-- Written instruction --
Each record below is to be reproduced without any change.

-- Records for this task --
======
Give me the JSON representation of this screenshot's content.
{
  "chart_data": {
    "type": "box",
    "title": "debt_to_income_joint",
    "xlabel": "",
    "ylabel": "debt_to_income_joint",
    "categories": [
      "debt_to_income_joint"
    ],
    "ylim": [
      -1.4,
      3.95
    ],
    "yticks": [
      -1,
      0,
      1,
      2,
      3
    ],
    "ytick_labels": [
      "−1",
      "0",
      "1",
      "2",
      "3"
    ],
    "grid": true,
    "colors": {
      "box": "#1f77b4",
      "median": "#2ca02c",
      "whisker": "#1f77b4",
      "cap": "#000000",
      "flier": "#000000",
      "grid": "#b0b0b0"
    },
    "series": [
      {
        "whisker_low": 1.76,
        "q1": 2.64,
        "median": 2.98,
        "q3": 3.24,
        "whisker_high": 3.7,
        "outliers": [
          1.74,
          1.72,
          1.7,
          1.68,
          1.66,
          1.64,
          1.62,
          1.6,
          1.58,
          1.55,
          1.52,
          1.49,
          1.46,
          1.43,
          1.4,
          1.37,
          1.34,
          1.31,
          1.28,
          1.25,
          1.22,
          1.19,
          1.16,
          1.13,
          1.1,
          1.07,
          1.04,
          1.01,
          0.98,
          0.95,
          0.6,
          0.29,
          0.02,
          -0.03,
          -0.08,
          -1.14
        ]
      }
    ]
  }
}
======
-- Worked answer --
Give me the JSON representation of this screenshot's content.
{
  "chart_data": {
    "type": "box",
    "title": "debt_to_income_joint",
    "xlabel": "",
    "ylabel": "debt_to_income_joint",
    "categories": [
      "debt_to_income_joint"
    ],
    "ylim": [
      -1.4,
      3.95
    ],
    "yticks": [
      -1,
      0,
      1,
      2,
      3
    ],
    "ytick_labels": [
      "−1",
      "0",
      "1",
      "2",
      "3"
    ],
    "grid": true,
    "colors": {
      "box": "#1f77b4",
      "median": "#2ca02c",
      "whisker": "#1f77b4",
      "cap": "#000000",
      "flier": "#000000",
      "grid": "#b0b0b0"
    },
    "series": [
      {
        "whisker_low": 1.76,
        "q1": 2.64,
        "median": 2.98,
        "q3": 3.24,
        "whisker_high": 3.7,
        "outliers": [
          1.74,
          1.72,
          1.7,
          1.68,
          1.66,
          1.64,
          1.62,
          1.6,
          1.58,
          1.55,
          1.52,
          1.49,
          1.46,
          1.43,
          1.4,
          1.37,
          1.34,
          1.31,
          1.28,
          1.25,
          1.22,
          1.19,
          1.16,
          1.13,
          1.1,
          1.07,
          1.04,
          1.01,
          0.98,
          0.95,
          0.6,
          0.29,
          0.02,
          -0.03,
          -0.08,
          -1.14
        ]
      }
    ]
  }
}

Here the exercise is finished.